Saved entries
:::::
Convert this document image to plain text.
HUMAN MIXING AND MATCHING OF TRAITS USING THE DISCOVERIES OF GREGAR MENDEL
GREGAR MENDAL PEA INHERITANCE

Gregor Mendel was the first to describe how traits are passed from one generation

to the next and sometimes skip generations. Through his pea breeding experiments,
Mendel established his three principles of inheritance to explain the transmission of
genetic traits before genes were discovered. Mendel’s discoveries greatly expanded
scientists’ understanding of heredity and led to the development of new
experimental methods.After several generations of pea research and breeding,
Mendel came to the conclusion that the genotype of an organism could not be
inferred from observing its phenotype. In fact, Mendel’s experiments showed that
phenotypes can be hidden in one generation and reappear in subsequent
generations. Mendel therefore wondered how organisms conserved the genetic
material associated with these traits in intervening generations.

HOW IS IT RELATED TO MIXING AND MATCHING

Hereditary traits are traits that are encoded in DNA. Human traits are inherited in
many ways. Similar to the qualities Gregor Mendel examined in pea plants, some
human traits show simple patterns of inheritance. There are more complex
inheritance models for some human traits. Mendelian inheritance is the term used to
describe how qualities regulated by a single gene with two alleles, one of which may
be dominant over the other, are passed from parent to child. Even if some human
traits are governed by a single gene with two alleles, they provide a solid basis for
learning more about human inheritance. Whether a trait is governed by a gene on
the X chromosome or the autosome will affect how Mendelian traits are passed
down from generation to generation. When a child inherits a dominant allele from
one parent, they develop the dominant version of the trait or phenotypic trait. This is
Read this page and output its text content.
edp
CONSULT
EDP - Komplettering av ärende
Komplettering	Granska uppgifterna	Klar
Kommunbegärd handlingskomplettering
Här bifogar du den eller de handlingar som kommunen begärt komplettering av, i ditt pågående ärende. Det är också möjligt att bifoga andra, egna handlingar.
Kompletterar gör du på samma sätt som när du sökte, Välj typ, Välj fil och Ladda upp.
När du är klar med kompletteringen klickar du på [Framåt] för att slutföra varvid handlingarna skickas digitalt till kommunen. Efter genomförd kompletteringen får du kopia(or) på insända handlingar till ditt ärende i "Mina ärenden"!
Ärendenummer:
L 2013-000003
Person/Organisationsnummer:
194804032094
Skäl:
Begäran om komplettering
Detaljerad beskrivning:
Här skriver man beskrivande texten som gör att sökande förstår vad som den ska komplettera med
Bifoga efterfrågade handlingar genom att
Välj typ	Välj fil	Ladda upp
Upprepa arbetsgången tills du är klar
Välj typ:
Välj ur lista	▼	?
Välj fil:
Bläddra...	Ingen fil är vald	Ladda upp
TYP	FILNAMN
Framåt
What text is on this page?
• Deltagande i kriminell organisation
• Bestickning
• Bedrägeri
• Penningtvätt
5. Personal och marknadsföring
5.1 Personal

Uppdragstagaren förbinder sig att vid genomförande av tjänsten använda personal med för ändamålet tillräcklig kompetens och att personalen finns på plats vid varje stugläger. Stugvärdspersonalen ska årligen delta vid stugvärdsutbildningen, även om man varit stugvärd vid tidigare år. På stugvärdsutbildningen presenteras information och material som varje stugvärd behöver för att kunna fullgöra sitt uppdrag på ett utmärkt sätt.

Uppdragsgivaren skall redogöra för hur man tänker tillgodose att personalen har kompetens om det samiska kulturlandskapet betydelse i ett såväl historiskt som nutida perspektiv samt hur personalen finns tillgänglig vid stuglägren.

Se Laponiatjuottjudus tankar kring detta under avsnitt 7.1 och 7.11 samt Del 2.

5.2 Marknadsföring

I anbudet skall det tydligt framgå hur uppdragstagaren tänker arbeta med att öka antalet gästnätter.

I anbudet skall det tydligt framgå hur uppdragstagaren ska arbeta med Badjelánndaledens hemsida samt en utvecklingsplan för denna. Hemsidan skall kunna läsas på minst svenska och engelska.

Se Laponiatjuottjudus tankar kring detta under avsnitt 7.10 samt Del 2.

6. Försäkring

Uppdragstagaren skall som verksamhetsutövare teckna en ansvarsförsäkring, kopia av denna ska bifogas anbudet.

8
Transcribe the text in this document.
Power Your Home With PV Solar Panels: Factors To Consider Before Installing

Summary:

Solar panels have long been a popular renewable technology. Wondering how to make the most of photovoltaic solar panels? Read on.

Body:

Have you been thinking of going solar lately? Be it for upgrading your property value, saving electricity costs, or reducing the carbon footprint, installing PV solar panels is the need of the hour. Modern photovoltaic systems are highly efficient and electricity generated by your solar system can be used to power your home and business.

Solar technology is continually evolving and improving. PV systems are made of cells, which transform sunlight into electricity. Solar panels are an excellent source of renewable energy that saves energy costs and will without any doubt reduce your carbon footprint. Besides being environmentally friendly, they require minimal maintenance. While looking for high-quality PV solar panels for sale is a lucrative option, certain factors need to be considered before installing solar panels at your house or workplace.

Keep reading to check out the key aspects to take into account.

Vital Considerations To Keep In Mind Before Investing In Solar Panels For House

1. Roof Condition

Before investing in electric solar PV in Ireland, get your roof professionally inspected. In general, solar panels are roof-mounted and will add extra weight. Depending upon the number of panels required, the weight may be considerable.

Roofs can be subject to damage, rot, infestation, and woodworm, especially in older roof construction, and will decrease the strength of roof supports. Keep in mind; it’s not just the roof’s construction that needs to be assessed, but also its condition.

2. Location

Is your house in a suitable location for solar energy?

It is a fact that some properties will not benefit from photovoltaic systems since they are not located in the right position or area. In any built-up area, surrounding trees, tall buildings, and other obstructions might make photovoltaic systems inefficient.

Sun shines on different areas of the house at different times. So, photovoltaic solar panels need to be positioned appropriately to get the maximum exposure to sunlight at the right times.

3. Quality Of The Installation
:::::
## Task to complete
Look through the data above. Each line containing the word "footprint" needs to be copied.

## Solved problem
Have you been thinking of going solar lately? Be it for upgrading your property value, saving electricity costs, or reducing the carbon footprint, installing PV solar panels is the need of the hour. Modern photovoltaic systems are highly efficient and electricity generated by your solar system can be used to power your home and business.
Solar technology is continually evolving and improving. PV systems are made of cells, which transform sunlight into electricity. Solar panels are an excellent source of renewable energy that saves energy costs and will without any doubt reduce your carbon footprint. Besides being environmentally friendly, they require minimal maintenance. While looking for high-quality PV solar panels for sale is a lucrative option, certain factors need to be considered before installing solar panels at your house or workplace.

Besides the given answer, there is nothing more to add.